STATED PROBLEM: Only the number is wanted: count the lines that contain "this".

EXTRACTED DATA:
-- -- --
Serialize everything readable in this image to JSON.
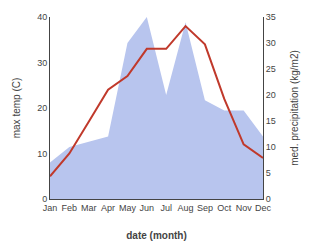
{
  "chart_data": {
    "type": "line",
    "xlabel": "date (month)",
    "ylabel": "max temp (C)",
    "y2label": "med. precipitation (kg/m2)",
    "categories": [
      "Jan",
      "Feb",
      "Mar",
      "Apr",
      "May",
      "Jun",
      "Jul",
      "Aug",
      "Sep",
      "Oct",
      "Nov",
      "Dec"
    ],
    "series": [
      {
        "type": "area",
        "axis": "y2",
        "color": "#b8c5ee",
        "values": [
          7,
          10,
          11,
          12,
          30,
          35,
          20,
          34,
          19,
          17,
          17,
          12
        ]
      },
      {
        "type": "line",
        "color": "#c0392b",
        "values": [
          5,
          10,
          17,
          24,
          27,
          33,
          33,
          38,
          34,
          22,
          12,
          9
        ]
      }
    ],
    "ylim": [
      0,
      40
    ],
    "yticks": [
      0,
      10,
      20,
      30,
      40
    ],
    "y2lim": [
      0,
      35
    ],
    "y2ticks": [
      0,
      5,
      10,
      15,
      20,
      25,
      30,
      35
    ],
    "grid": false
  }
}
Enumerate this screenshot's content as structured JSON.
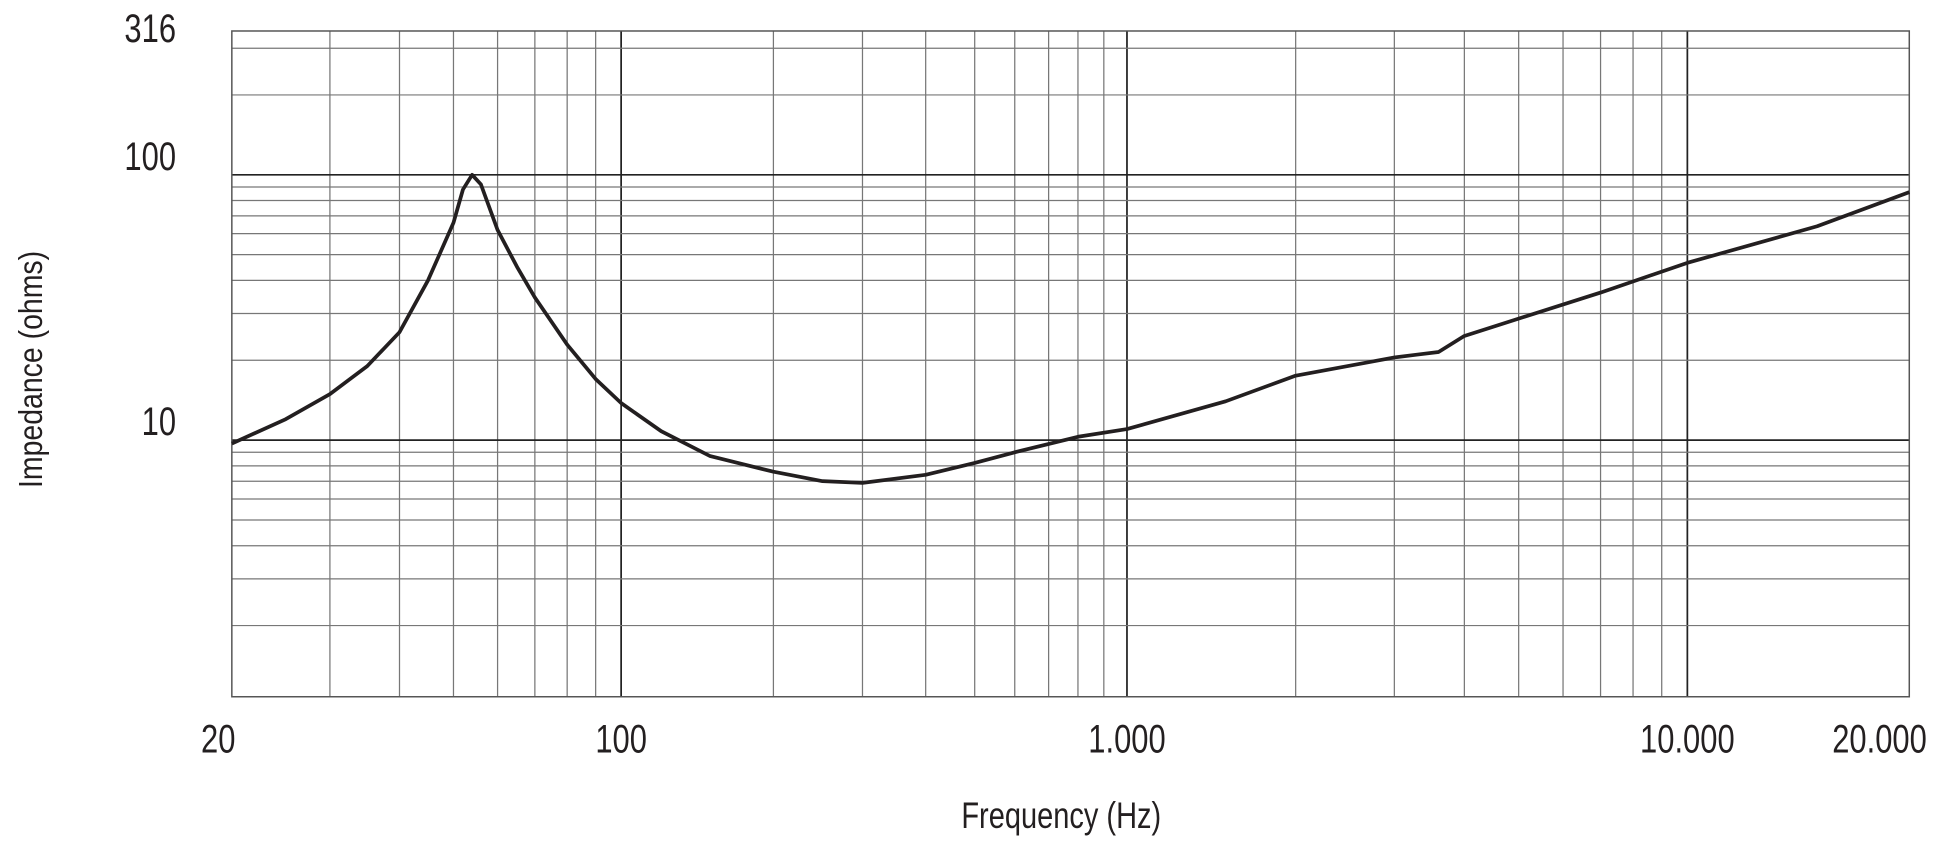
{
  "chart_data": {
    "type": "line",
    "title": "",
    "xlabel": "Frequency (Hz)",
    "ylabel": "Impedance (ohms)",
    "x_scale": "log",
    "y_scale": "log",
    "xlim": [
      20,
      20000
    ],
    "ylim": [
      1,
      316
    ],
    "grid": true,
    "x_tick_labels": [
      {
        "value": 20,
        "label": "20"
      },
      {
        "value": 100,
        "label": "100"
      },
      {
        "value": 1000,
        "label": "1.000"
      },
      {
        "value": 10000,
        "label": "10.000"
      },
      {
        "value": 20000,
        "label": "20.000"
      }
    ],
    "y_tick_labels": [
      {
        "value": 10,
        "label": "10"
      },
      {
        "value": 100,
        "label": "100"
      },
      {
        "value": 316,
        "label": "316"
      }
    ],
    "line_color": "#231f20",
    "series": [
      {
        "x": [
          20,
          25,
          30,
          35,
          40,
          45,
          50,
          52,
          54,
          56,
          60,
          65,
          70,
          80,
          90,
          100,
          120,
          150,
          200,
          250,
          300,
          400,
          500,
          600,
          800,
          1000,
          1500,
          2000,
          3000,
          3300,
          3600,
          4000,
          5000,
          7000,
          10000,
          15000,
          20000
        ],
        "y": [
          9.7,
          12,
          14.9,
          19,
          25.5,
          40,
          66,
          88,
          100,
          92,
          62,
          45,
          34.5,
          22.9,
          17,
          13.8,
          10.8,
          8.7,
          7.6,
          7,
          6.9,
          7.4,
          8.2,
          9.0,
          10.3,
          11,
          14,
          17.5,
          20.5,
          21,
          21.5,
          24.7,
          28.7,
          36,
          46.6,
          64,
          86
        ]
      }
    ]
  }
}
-- -- --
TASK ANSWER: 2